Grassy Lang Gang, crankin' apple cider at the house down the road

Grassy Lang Gang, crankin’ apple cider at the house down the road

Grassy Lane Gang

Grassy Lane Gang

members of the Grassy Lane Gang, circa 2013

members of the Grassy Lane Gang, circa 2013

I’ve lately been reflecting on how much neighbors mean to me. While I appreciate my alone time (of which I get quite a bit of here in Santo Domingo compared to in the campo), I’m recognizing how much I strongly value and enjoy human connection. This seems like a basic realization, but accepting a certain vulnerability that befriending the unknown requires has ultimately led me to experience tremendous humility, laughter, confusion, gratitude, frustration, and friendships.  Enjoying this sort of enlightenment in the company of people who share spaces makes the experience that much richer.

Happiness is only real when shared.

### SUPPLIED INFORMATION
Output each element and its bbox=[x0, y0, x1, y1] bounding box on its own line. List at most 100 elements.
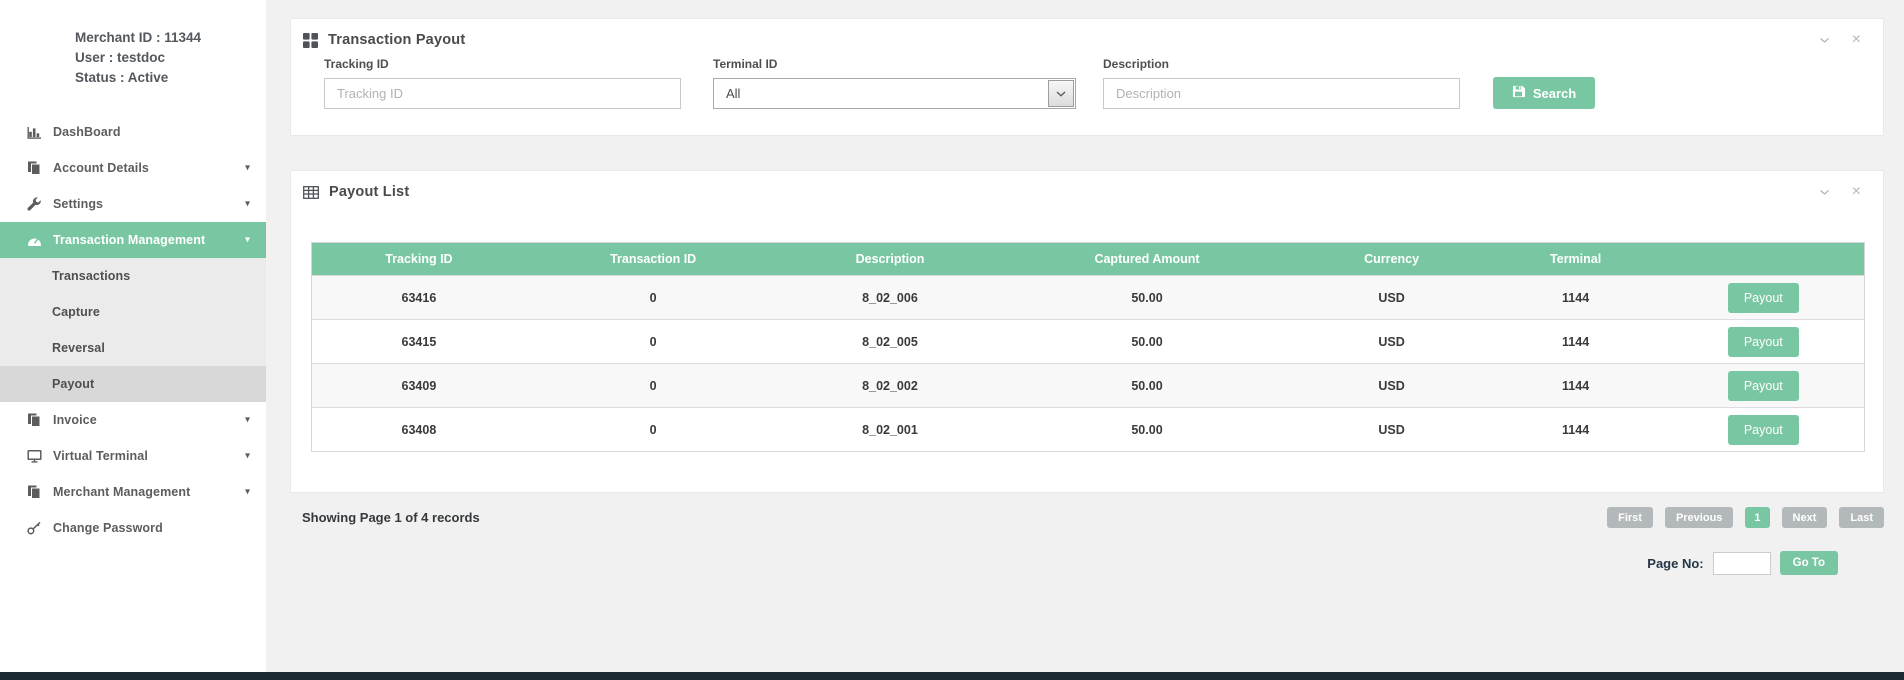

### PROBLEM
Reproduce the stretch of the neighbors passage from "Grassy Lang Gang, crankin’" through "real when shared." word for word.

### ANSWER TO THE PROBLEM
Grassy Lang Gang, crankin’ apple cider at the house down the road

Grassy Lane Gang

Grassy Lane Gang

members of the Grassy Lane Gang, circa 2013

members of the Grassy Lane Gang, circa 2013

I’ve lately been reflecting on how much neighbors mean to me. While I appreciate my alone time (of which I get quite a bit of here in Santo Domingo compared to in the campo), I’m recognizing how much I strongly value and enjoy human connection. This seems like a basic realization, but accepting a certain vulnerability that befriending the unknown requires has ultimately led me to experience tremendous humility, laughter, confusion, gratitude, frustration, and friendships.  Enjoying this sort of enlightenment in the company of people who share spaces makes the experience that much richer.

Happiness is only real when shared.